Exercise instructions -
The records below are to be repeated in full, exactly as they are.

***** Exercise inputs

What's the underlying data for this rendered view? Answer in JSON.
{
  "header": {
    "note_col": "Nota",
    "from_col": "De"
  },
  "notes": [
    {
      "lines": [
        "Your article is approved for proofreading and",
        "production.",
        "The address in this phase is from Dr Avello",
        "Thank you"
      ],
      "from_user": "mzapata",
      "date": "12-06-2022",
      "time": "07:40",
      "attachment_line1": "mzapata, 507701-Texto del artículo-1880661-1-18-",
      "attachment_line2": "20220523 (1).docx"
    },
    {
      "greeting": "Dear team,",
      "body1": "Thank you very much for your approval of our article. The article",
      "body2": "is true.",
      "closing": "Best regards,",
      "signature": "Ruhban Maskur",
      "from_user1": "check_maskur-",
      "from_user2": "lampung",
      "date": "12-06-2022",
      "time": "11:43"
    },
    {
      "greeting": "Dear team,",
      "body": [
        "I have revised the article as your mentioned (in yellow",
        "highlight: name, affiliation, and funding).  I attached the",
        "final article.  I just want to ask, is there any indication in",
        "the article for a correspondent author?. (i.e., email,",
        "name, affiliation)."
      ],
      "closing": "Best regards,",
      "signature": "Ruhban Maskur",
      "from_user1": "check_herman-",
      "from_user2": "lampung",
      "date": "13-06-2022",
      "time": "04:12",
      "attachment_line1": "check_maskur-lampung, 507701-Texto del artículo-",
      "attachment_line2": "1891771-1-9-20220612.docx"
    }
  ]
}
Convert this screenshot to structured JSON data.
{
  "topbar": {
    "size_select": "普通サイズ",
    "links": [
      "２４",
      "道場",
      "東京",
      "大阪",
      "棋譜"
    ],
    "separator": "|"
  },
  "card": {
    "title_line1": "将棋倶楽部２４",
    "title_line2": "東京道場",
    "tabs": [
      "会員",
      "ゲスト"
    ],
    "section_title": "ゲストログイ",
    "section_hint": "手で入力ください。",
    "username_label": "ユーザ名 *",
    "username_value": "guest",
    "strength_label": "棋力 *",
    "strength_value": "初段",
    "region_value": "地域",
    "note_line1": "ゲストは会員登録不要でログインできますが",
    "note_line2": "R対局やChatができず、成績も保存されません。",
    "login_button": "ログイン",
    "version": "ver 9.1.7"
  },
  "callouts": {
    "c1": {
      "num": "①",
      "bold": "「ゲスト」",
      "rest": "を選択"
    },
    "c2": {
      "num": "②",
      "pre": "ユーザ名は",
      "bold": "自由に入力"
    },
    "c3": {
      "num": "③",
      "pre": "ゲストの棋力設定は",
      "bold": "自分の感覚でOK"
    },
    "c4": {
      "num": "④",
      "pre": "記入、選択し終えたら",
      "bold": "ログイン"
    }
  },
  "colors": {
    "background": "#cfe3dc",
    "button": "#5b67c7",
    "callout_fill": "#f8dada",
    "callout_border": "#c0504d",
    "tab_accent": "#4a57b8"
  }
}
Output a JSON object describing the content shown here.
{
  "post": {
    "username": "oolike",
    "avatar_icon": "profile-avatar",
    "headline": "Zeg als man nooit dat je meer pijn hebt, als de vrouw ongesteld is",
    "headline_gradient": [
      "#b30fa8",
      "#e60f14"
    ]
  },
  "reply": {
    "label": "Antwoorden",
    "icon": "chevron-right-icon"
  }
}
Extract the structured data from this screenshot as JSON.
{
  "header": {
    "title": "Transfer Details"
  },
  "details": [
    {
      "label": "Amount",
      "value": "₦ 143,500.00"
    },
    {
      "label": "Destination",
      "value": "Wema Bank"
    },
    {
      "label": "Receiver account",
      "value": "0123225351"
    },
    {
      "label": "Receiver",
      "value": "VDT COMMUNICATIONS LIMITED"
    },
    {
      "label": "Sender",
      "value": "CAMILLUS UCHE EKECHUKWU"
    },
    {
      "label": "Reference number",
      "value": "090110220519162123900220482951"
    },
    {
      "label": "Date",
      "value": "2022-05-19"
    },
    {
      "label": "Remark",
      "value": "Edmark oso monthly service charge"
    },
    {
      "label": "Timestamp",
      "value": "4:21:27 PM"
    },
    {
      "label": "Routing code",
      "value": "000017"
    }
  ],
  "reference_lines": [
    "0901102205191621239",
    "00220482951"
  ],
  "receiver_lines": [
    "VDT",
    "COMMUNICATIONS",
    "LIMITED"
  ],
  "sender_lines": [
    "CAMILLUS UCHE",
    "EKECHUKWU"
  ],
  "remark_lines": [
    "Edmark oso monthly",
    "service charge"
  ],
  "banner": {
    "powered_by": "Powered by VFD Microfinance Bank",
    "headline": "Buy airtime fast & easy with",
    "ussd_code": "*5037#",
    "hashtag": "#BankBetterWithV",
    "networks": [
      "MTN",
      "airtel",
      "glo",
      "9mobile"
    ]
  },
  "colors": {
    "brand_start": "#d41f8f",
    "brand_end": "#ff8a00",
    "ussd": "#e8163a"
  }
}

**********

Task solution -
What's the underlying data for this rendered view? Answer in JSON.
{
  "header": {
    "note_col": "Nota",
    "from_col": "De"
  },
  "notes": [
    {
      "lines": [
        "Your article is approved for proofreading and",
        "production.",
        "The address in this phase is from Dr Avello",
        "Thank you"
      ],
      "from_user": "mzapata",
      "date": "12-06-2022",
      "time": "07:40",
      "attachment_line1": "mzapata, 507701-Texto del artículo-1880661-1-18-",
      "attachment_line2": "20220523 (1).docx"
    },
    {
      "greeting": "Dear team,",
      "body1": "Thank you very much for your approval of our article. The article",
      "body2": "is true.",
      "closing": "Best regards,",
      "signature": "Ruhban Maskur",
      "from_user1": "check_maskur-",
      "from_user2": "lampung",
      "date": "12-06-2022",
      "time": "11:43"
    },
    {
      "greeting": "Dear team,",
      "body": [
        "I have revised the article as your mentioned (in yellow",
        "highlight: name, affiliation, and funding).  I attached the",
        "final article.  I just want to ask, is there any indication in",
        "the article for a correspondent author?. (i.e., email,",
        "name, affiliation)."
      ],
      "closing": "Best regards,",
      "signature": "Ruhban Maskur",
      "from_user1": "check_herman-",
      "from_user2": "lampung",
      "date": "13-06-2022",
      "time": "04:12",
      "attachment_line1": "check_maskur-lampung, 507701-Texto del artículo-",
      "attachment_line2": "1891771-1-9-20220612.docx"
    }
  ]
}
Convert this screenshot to structured JSON data.
{
  "topbar": {
    "size_select": "普通サイズ",
    "links": [
      "２４",
      "道場",
      "東京",
      "大阪",
      "棋譜"
    ],
    "separator": "|"
  },
  "card": {
    "title_line1": "将棋倶楽部２４",
    "title_line2": "東京道場",
    "tabs": [
      "会員",
      "ゲスト"
    ],
    "section_title": "ゲストログイ",
    "section_hint": "手で入力ください。",
    "username_label": "ユーザ名 *",
    "username_value": "guest",
    "strength_label": "棋力 *",
    "strength_value": "初段",
    "region_value": "地域",
    "note_line1": "ゲストは会員登録不要でログインできますが",
    "note_line2": "R対局やChatができず、成績も保存されません。",
    "login_button": "ログイン",
    "version": "ver 9.1.7"
  },
  "callouts": {
    "c1": {
      "num": "①",
      "bold": "「ゲスト」",
      "rest": "を選択"
    },
    "c2": {
      "num": "②",
      "pre": "ユーザ名は",
      "bold": "自由に入力"
    },
    "c3": {
      "num": "③",
      "pre": "ゲストの棋力設定は",
      "bold": "自分の感覚でOK"
    },
    "c4": {
      "num": "④",
      "pre": "記入、選択し終えたら",
      "bold": "ログイン"
    }
  },
  "colors": {
    "background": "#cfe3dc",
    "button": "#5b67c7",
    "callout_fill": "#f8dada",
    "callout_border": "#c0504d",
    "tab_accent": "#4a57b8"
  }
}
Output a JSON object describing the content shown here.
{
  "post": {
    "username": "oolike",
    "avatar_icon": "profile-avatar",
    "headline": "Zeg als man nooit dat je meer pijn hebt, als de vrouw ongesteld is",
    "headline_gradient": [
      "#b30fa8",
      "#e60f14"
    ]
  },
  "reply": {
    "label": "Antwoorden",
    "icon": "chevron-right-icon"
  }
}
Extract the structured data from this screenshot as JSON.
{
  "header": {
    "title": "Transfer Details"
  },
  "details": [
    {
      "label": "Amount",
      "value": "₦ 143,500.00"
    },
    {
      "label": "Destination",
      "value": "Wema Bank"
    },
    {
      "label": "Receiver account",
      "value": "0123225351"
    },
    {
      "label": "Receiver",
      "value": "VDT COMMUNICATIONS LIMITED"
    },
    {
      "label": "Sender",
      "value": "CAMILLUS UCHE EKECHUKWU"
    },
    {
      "label": "Reference number",
      "value": "090110220519162123900220482951"
    },
    {
      "label": "Date",
      "value": "2022-05-19"
    },
    {
      "label": "Remark",
      "value": "Edmark oso monthly service charge"
    },
    {
      "label": "Timestamp",
      "value": "4:21:27 PM"
    },
    {
      "label": "Routing code",
      "value": "000017"
    }
  ],
  "reference_lines": [
    "0901102205191621239",
    "00220482951"
  ],
  "receiver_lines": [
    "VDT",
    "COMMUNICATIONS",
    "LIMITED"
  ],
  "sender_lines": [
    "CAMILLUS UCHE",
    "EKECHUKWU"
  ],
  "remark_lines": [
    "Edmark oso monthly",
    "service charge"
  ],
  "banner": {
    "powered_by": "Powered by VFD Microfinance Bank",
    "headline": "Buy airtime fast & easy with",
    "ussd_code": "*5037#",
    "hashtag": "#BankBetterWithV",
    "networks": [
      "MTN",
      "airtel",
      "glo",
      "9mobile"
    ]
  },
  "colors": {
    "brand_start": "#d41f8f",
    "brand_end": "#ff8a00",
    "ussd": "#e8163a"
  }
}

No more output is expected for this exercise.